[A run of records]

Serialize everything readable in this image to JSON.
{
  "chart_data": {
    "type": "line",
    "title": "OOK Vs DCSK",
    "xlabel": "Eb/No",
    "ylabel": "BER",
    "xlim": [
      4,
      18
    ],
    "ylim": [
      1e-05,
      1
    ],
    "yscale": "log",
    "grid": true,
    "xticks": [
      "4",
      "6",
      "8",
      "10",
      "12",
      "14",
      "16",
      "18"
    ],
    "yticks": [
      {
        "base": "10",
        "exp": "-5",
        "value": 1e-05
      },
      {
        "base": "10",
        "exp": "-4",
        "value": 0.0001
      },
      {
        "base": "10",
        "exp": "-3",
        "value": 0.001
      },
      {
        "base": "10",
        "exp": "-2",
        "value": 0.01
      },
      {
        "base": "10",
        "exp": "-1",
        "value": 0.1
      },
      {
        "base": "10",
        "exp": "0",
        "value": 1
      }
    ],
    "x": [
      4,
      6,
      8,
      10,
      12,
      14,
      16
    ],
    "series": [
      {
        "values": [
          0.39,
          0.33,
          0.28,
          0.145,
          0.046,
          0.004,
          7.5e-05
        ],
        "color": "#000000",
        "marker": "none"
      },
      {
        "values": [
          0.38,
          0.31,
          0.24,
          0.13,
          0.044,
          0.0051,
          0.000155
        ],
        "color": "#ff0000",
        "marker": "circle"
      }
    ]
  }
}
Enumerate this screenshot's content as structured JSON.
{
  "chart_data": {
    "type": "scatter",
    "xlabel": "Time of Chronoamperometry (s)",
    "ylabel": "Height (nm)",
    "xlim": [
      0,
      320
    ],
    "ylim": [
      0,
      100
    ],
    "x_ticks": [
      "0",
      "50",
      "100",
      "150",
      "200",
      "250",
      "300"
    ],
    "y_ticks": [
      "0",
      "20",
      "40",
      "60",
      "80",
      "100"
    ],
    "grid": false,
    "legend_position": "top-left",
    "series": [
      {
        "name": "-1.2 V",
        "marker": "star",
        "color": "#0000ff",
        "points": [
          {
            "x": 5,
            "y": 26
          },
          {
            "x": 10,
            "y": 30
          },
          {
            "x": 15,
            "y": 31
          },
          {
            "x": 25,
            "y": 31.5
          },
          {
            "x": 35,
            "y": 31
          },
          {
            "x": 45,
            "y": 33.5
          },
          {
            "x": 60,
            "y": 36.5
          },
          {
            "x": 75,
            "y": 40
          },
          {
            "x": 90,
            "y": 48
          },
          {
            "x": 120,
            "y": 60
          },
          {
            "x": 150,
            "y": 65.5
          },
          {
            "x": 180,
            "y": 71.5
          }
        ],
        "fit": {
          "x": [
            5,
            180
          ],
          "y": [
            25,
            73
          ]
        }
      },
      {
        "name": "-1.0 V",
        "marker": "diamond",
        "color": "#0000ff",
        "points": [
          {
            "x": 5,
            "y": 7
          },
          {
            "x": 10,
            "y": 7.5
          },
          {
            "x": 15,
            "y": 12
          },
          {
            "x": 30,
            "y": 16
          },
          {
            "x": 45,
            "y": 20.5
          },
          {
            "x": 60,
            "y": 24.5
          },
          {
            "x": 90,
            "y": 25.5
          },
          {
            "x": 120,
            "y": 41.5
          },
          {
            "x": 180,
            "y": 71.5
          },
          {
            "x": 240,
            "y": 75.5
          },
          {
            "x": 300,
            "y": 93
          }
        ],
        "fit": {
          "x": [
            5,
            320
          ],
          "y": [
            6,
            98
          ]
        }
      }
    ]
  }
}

* THE EXERCISE *
Output the entries verbatim.

* EXERCISE RESULT *
Serialize everything readable in this image to JSON.
{
  "chart_data": {
    "type": "line",
    "title": "OOK Vs DCSK",
    "xlabel": "Eb/No",
    "ylabel": "BER",
    "xlim": [
      4,
      18
    ],
    "ylim": [
      1e-05,
      1
    ],
    "yscale": "log",
    "grid": true,
    "xticks": [
      "4",
      "6",
      "8",
      "10",
      "12",
      "14",
      "16",
      "18"
    ],
    "yticks": [
      {
        "base": "10",
        "exp": "-5",
        "value": 1e-05
      },
      {
        "base": "10",
        "exp": "-4",
        "value": 0.0001
      },
      {
        "base": "10",
        "exp": "-3",
        "value": 0.001
      },
      {
        "base": "10",
        "exp": "-2",
        "value": 0.01
      },
      {
        "base": "10",
        "exp": "-1",
        "value": 0.1
      },
      {
        "base": "10",
        "exp": "0",
        "value": 1
      }
    ],
    "x": [
      4,
      6,
      8,
      10,
      12,
      14,
      16
    ],
    "series": [
      {
        "values": [
          0.39,
          0.33,
          0.28,
          0.145,
          0.046,
          0.004,
          7.5e-05
        ],
        "color": "#000000",
        "marker": "none"
      },
      {
        "values": [
          0.38,
          0.31,
          0.24,
          0.13,
          0.044,
          0.0051,
          0.000155
        ],
        "color": "#ff0000",
        "marker": "circle"
      }
    ]
  }
}
Enumerate this screenshot's content as structured JSON.
{
  "chart_data": {
    "type": "scatter",
    "xlabel": "Time of Chronoamperometry (s)",
    "ylabel": "Height (nm)",
    "xlim": [
      0,
      320
    ],
    "ylim": [
      0,
      100
    ],
    "x_ticks": [
      "0",
      "50",
      "100",
      "150",
      "200",
      "250",
      "300"
    ],
    "y_ticks": [
      "0",
      "20",
      "40",
      "60",
      "80",
      "100"
    ],
    "grid": false,
    "legend_position": "top-left",
    "series": [
      {
        "name": "-1.2 V",
        "marker": "star",
        "color": "#0000ff",
        "points": [
          {
            "x": 5,
            "y": 26
          },
          {
            "x": 10,
            "y": 30
          },
          {
            "x": 15,
            "y": 31
          },
          {
            "x": 25,
            "y": 31.5
          },
          {
            "x": 35,
            "y": 31
          },
          {
            "x": 45,
            "y": 33.5
          },
          {
            "x": 60,
            "y": 36.5
          },
          {
            "x": 75,
            "y": 40
          },
          {
            "x": 90,
            "y": 48
          },
          {
            "x": 120,
            "y": 60
          },
          {
            "x": 150,
            "y": 65.5
          },
          {
            "x": 180,
            "y": 71.5
          }
        ],
        "fit": {
          "x": [
            5,
            180
          ],
          "y": [
            25,
            73
          ]
        }
      },
      {
        "name": "-1.0 V",
        "marker": "diamond",
        "color": "#0000ff",
        "points": [
          {
            "x": 5,
            "y": 7
          },
          {
            "x": 10,
            "y": 7.5
          },
          {
            "x": 15,
            "y": 12
          },
          {
            "x": 30,
            "y": 16
          },
          {
            "x": 45,
            "y": 20.5
          },
          {
            "x": 60,
            "y": 24.5
          },
          {
            "x": 90,
            "y": 25.5
          },
          {
            "x": 120,
            "y": 41.5
          },
          {
            "x": 180,
            "y": 71.5
          },
          {
            "x": 240,
            "y": 75.5
          },
          {
            "x": 300,
            "y": 93
          }
        ],
        "fit": {
          "x": [
            5,
            320
          ],
          "y": [
            6,
            98
          ]
        }
      }
    ]
  }
}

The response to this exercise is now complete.